[Begin Data for the task]

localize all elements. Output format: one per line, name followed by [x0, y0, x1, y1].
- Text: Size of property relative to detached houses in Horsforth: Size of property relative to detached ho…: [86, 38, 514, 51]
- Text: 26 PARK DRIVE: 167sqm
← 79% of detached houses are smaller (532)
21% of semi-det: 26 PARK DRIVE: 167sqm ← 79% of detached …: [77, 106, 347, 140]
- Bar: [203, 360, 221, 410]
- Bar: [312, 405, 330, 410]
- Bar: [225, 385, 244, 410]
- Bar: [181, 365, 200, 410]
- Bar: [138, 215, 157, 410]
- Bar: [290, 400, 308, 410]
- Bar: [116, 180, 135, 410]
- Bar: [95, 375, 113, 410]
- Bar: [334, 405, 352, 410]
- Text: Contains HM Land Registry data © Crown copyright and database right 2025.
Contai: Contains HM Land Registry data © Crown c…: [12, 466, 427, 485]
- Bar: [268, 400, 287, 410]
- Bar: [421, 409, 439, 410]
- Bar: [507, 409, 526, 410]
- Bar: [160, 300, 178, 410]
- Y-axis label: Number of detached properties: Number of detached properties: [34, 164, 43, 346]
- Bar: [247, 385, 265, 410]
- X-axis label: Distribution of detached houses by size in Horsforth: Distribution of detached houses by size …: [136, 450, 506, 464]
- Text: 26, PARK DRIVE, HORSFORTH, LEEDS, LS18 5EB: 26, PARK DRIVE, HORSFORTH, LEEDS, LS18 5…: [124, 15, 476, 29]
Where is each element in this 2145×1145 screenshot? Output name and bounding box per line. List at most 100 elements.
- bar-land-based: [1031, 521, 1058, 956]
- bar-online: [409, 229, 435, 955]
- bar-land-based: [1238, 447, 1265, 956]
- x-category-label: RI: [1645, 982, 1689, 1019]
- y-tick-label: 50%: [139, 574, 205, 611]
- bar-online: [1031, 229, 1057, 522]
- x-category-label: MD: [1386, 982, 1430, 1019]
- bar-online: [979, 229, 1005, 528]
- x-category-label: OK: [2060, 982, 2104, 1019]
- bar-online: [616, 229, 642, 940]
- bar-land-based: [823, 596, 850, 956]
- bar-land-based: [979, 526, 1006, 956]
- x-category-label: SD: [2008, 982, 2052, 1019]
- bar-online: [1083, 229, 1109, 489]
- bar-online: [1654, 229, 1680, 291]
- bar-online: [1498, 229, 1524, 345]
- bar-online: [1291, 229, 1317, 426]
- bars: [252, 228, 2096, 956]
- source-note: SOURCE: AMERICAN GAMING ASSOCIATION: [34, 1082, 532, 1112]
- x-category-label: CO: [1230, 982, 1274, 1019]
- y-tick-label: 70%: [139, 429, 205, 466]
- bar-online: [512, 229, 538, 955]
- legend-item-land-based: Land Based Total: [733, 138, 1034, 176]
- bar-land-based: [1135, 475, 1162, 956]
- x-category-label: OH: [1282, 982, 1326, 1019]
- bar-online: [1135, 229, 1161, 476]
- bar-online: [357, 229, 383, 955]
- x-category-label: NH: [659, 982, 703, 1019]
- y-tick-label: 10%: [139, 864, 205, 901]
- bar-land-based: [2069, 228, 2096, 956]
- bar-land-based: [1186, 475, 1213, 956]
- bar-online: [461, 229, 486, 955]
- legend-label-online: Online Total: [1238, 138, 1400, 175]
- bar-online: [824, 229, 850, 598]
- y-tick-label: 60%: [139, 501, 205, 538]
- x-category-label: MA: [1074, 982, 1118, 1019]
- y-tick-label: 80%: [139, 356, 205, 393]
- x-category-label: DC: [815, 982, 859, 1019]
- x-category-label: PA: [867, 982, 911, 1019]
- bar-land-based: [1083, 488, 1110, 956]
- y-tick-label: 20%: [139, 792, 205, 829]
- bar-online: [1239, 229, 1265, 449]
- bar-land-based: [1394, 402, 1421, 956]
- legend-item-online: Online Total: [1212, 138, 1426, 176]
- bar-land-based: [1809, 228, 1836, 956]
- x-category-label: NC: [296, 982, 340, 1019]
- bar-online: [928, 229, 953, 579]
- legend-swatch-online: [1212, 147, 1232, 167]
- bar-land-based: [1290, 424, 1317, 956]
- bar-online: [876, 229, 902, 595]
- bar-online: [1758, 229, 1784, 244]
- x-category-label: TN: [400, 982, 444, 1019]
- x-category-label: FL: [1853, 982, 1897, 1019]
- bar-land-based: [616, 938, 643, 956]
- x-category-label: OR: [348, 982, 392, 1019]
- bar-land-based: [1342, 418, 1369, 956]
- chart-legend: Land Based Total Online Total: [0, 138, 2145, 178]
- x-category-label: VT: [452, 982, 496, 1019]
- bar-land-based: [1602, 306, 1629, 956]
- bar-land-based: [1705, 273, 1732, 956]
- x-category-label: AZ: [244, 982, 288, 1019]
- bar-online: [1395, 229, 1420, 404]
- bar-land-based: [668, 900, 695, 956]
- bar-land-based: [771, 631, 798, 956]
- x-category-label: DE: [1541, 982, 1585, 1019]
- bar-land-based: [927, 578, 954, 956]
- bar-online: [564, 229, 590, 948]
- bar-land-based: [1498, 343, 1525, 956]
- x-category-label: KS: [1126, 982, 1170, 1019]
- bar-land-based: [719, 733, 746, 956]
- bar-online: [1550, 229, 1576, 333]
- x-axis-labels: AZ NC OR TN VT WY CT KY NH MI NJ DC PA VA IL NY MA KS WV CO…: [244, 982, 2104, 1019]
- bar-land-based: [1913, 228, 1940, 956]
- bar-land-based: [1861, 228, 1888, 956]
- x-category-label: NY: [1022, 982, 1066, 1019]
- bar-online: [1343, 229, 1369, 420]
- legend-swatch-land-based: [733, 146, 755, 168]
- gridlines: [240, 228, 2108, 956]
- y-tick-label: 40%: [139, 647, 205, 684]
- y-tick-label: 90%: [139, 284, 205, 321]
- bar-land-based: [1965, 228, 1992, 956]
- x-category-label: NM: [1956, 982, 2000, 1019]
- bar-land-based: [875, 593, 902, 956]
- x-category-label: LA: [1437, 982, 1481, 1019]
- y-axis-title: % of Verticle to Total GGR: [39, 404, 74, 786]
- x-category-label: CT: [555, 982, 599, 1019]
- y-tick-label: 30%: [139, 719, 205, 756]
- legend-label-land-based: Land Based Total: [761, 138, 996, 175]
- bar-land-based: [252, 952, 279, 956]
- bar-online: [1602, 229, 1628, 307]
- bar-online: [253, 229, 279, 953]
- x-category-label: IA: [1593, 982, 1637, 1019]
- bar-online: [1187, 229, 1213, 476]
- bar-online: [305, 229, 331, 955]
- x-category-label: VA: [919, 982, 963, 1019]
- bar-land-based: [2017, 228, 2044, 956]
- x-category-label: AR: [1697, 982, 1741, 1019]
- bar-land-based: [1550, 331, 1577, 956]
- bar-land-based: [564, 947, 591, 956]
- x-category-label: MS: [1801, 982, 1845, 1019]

[End Data for the task]

Copy the data above word for word, starting at its very first line and ending at the line that contains "- Bar: [95, 375, 113, 410]".

#### Solution:
localize all elements. Output format: one per line, name followed by [x0, y0, x1, y1].
- Text: Size of property relative to detached houses in Horsforth: Size of property relative to detached ho…: [86, 38, 514, 51]
- Text: 26 PARK DRIVE: 167sqm
← 79% of detached houses are smaller (532)
21% of semi-det: 26 PARK DRIVE: 167sqm ← 79% of detached …: [77, 106, 347, 140]
- Bar: [203, 360, 221, 410]
- Bar: [312, 405, 330, 410]
- Bar: [225, 385, 244, 410]
- Bar: [181, 365, 200, 410]
- Bar: [138, 215, 157, 410]
- Bar: [290, 400, 308, 410]
- Bar: [116, 180, 135, 410]
- Bar: [95, 375, 113, 410]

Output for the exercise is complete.